WHAT THE TASK ASKS =>
Copy the data that follows exactly. Include no pictures.
● ● ● ● ● ● ●
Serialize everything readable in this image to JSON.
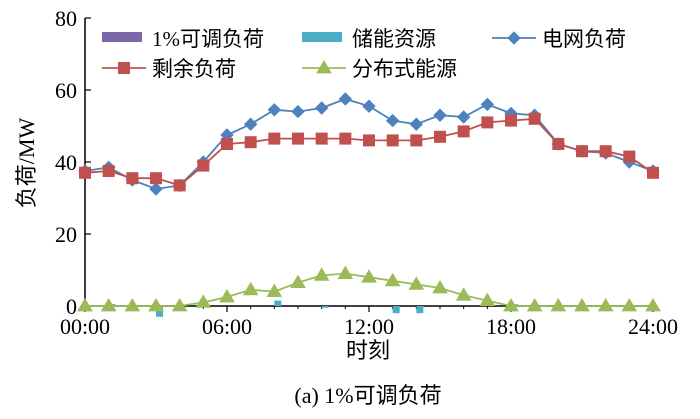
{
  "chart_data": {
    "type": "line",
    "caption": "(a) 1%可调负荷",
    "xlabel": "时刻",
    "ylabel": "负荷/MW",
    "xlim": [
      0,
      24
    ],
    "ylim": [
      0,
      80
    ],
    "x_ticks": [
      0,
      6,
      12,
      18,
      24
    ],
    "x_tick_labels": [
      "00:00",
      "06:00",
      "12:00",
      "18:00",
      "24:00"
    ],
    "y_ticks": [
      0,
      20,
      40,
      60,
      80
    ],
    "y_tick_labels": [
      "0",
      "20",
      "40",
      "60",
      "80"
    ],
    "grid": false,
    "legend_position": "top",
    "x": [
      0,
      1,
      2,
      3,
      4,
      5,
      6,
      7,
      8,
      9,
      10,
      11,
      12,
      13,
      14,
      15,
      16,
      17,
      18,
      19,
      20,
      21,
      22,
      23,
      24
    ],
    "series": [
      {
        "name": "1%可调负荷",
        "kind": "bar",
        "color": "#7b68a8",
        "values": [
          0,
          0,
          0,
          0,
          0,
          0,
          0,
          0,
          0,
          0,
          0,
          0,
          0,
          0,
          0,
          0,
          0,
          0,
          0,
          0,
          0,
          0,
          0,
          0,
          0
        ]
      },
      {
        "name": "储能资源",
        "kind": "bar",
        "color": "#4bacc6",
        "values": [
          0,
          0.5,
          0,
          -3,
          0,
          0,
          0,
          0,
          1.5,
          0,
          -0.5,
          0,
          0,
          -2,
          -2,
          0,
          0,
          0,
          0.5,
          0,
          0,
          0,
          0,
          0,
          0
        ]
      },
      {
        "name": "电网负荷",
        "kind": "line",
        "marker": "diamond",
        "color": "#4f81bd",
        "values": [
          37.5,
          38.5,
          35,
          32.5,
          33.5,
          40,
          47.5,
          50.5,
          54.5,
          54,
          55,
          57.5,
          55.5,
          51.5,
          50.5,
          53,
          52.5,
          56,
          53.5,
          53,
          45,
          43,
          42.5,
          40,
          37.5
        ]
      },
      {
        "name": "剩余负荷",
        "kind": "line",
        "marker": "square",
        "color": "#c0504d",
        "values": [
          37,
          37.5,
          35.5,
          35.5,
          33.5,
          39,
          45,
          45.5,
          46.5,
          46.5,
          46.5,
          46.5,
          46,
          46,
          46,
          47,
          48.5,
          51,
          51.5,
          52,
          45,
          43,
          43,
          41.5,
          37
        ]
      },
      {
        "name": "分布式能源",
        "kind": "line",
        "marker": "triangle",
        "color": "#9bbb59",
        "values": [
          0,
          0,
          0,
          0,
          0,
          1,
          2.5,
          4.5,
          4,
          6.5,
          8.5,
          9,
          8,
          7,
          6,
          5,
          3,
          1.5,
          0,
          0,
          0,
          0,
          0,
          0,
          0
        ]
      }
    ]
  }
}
● ● ● ● ● ● ●
RESPONSE BELOW =>
Serialize everything readable in this image to JSON.
{
  "chart_data": {
    "type": "line",
    "caption": "(a) 1%可调负荷",
    "xlabel": "时刻",
    "ylabel": "负荷/MW",
    "xlim": [
      0,
      24
    ],
    "ylim": [
      0,
      80
    ],
    "x_ticks": [
      0,
      6,
      12,
      18,
      24
    ],
    "x_tick_labels": [
      "00:00",
      "06:00",
      "12:00",
      "18:00",
      "24:00"
    ],
    "y_ticks": [
      0,
      20,
      40,
      60,
      80
    ],
    "y_tick_labels": [
      "0",
      "20",
      "40",
      "60",
      "80"
    ],
    "grid": false,
    "legend_position": "top",
    "x": [
      0,
      1,
      2,
      3,
      4,
      5,
      6,
      7,
      8,
      9,
      10,
      11,
      12,
      13,
      14,
      15,
      16,
      17,
      18,
      19,
      20,
      21,
      22,
      23,
      24
    ],
    "series": [
      {
        "name": "1%可调负荷",
        "kind": "bar",
        "color": "#7b68a8",
        "values": [
          0,
          0,
          0,
          0,
          0,
          0,
          0,
          0,
          0,
          0,
          0,
          0,
          0,
          0,
          0,
          0,
          0,
          0,
          0,
          0,
          0,
          0,
          0,
          0,
          0
        ]
      },
      {
        "name": "储能资源",
        "kind": "bar",
        "color": "#4bacc6",
        "values": [
          0,
          0.5,
          0,
          -3,
          0,
          0,
          0,
          0,
          1.5,
          0,
          -0.5,
          0,
          0,
          -2,
          -2,
          0,
          0,
          0,
          0.5,
          0,
          0,
          0,
          0,
          0,
          0
        ]
      },
      {
        "name": "电网负荷",
        "kind": "line",
        "marker": "diamond",
        "color": "#4f81bd",
        "values": [
          37.5,
          38.5,
          35,
          32.5,
          33.5,
          40,
          47.5,
          50.5,
          54.5,
          54,
          55,
          57.5,
          55.5,
          51.5,
          50.5,
          53,
          52.5,
          56,
          53.5,
          53,
          45,
          43,
          42.5,
          40,
          37.5
        ]
      },
      {
        "name": "剩余负荷",
        "kind": "line",
        "marker": "square",
        "color": "#c0504d",
        "values": [
          37,
          37.5,
          35.5,
          35.5,
          33.5,
          39,
          45,
          45.5,
          46.5,
          46.5,
          46.5,
          46.5,
          46,
          46,
          46,
          47,
          48.5,
          51,
          51.5,
          52,
          45,
          43,
          43,
          41.5,
          37
        ]
      },
      {
        "name": "分布式能源",
        "kind": "line",
        "marker": "triangle",
        "color": "#9bbb59",
        "values": [
          0,
          0,
          0,
          0,
          0,
          1,
          2.5,
          4.5,
          4,
          6.5,
          8.5,
          9,
          8,
          7,
          6,
          5,
          3,
          1.5,
          0,
          0,
          0,
          0,
          0,
          0,
          0
        ]
      }
    ]
  }
}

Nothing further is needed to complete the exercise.